▸ **Stored data entries**:
↓↓↓

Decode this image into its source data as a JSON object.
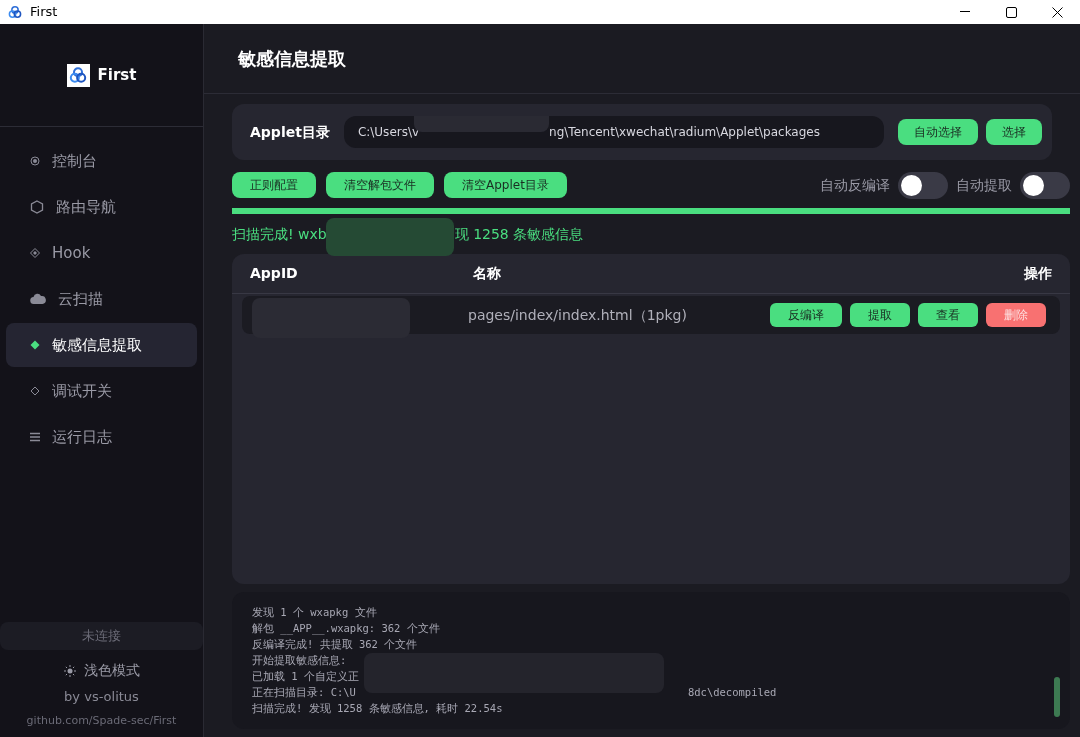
{
  "window": {
    "title": "First"
  },
  "sidebar": {
    "app_name": "First",
    "items": [
      {
        "label": "控制台",
        "selected": false
      },
      {
        "label": "路由导航",
        "selected": false
      },
      {
        "label": "Hook",
        "selected": false
      },
      {
        "label": "云扫描",
        "selected": false
      },
      {
        "label": "敏感信息提取",
        "selected": true
      },
      {
        "label": "调试开关",
        "selected": false
      },
      {
        "label": "运行日志",
        "selected": false
      }
    ],
    "connection": "未连接",
    "theme_toggle": "浅色模式",
    "author": "by vs-olitus",
    "link": "github.com/Spade-sec/First"
  },
  "page_title": "敏感信息提取",
  "applet_dir": {
    "label": "Applet目录",
    "value_start": "C:\\Users\\v",
    "value_end": "ng\\Tencent\\xwechat\\radium\\Applet\\packages",
    "buttons": [
      "自动选择",
      "选择"
    ]
  },
  "actions": [
    "正则配置",
    "清空解包文件",
    "清空Applet目录"
  ],
  "toggles": [
    {
      "label": "自动反编译",
      "on": false
    },
    {
      "label": "自动提取",
      "on": false
    }
  ],
  "progress": {
    "level": 1
  },
  "status": {
    "start": "扫描完成! wxb",
    "end": "现 1258 条敏感信息"
  },
  "table": {
    "columns": [
      "AppID",
      "名称",
      "操作"
    ],
    "rows": [
      {
        "name": "pages/index/index.html（1pkg)",
        "buttons": [
          {
            "label": "反编译",
            "kind": "normal"
          },
          {
            "label": "提取",
            "kind": "normal"
          },
          {
            "label": "查看",
            "kind": "normal"
          },
          {
            "label": "删除",
            "kind": "danger"
          }
        ]
      }
    ]
  },
  "log": [
    {
      "text": "发现 1 个 wxapkg 文件"
    },
    {
      "text": "解包 __APP__.wxapkg: 362 个文件"
    },
    {
      "text": "反编译完成! 共提取 362 个文件"
    },
    {
      "text": "开始提取敏感信息: "
    },
    {
      "text": "已加载 1 个自定义正"
    },
    {
      "text": "正在扫描目录: C:\\U",
      "tail": "8dc\\decompiled"
    },
    {
      "text": "扫描完成! 发现 1258 条敏感信息, 耗时 22.54s"
    }
  ]
}
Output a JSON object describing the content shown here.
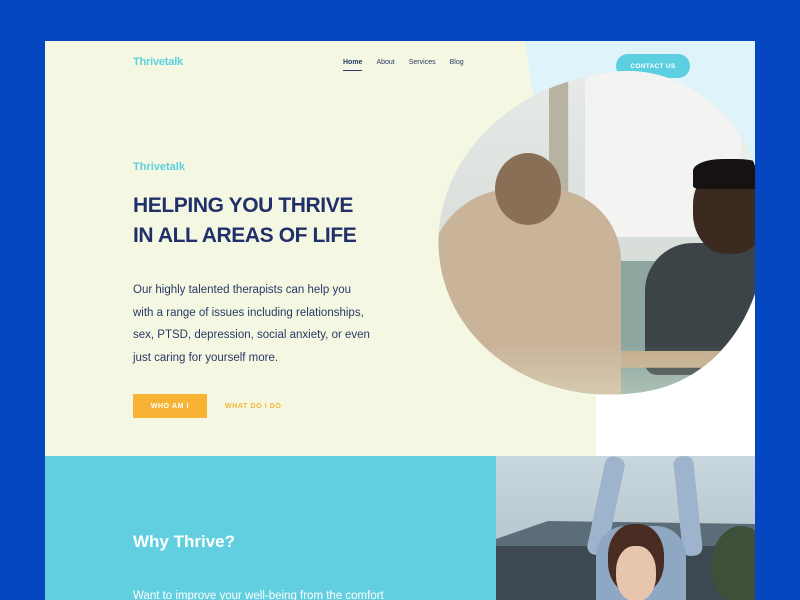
{
  "header": {
    "brand": "Thrivetalk",
    "nav": [
      "Home",
      "About",
      "Services",
      "Blog"
    ],
    "active_nav": "Home",
    "contact_label": "CONTACT US"
  },
  "hero": {
    "brand": "Thrivetalk",
    "headline_line1": "HELPING YOU THRIVE",
    "headline_line2": "IN ALL AREAS OF LIFE",
    "intro_line1": "Our highly talented therapists can help you",
    "intro_line2": "with a range of issues including relationships,",
    "intro_line3": "sex, PTSD, depression, social anxiety, or even",
    "intro_line4": "just caring for yourself more.",
    "primary_button": "WHO AM I",
    "secondary_button": "WHAT DO I DO"
  },
  "why": {
    "title": "Why Thrive?",
    "text": "Want to improve your well-being from the comfort"
  },
  "colors": {
    "page_bg": "#0447c1",
    "hero_bg": "#f4f8e2",
    "accent_cyan": "#5ccfe0",
    "accent_yellow": "#f8b335",
    "navy": "#22306a"
  }
}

↑↑↑

▸ **The exercise**:
Skip the pictures. Please copy exactly the lines from the one with "Output a JSON" through the final line of the material above, both ends included.

▸ **Problem solution**:
Output a JSON object describing the content shown here.
{
  "header": {
    "brand": "Thrivetalk",
    "nav": [
      "Home",
      "About",
      "Services",
      "Blog"
    ],
    "active_nav": "Home",
    "contact_label": "CONTACT US"
  },
  "hero": {
    "brand": "Thrivetalk",
    "headline_line1": "HELPING YOU THRIVE",
    "headline_line2": "IN ALL AREAS OF LIFE",
    "intro_line1": "Our highly talented therapists can help you",
    "intro_line2": "with a range of issues including relationships,",
    "intro_line3": "sex, PTSD, depression, social anxiety, or even",
    "intro_line4": "just caring for yourself more.",
    "primary_button": "WHO AM I",
    "secondary_button": "WHAT DO I DO"
  },
  "why": {
    "title": "Why Thrive?",
    "text": "Want to improve your well-being from the comfort"
  },
  "colors": {
    "page_bg": "#0447c1",
    "hero_bg": "#f4f8e2",
    "accent_cyan": "#5ccfe0",
    "accent_yellow": "#f8b335",
    "navy": "#22306a"
  }
}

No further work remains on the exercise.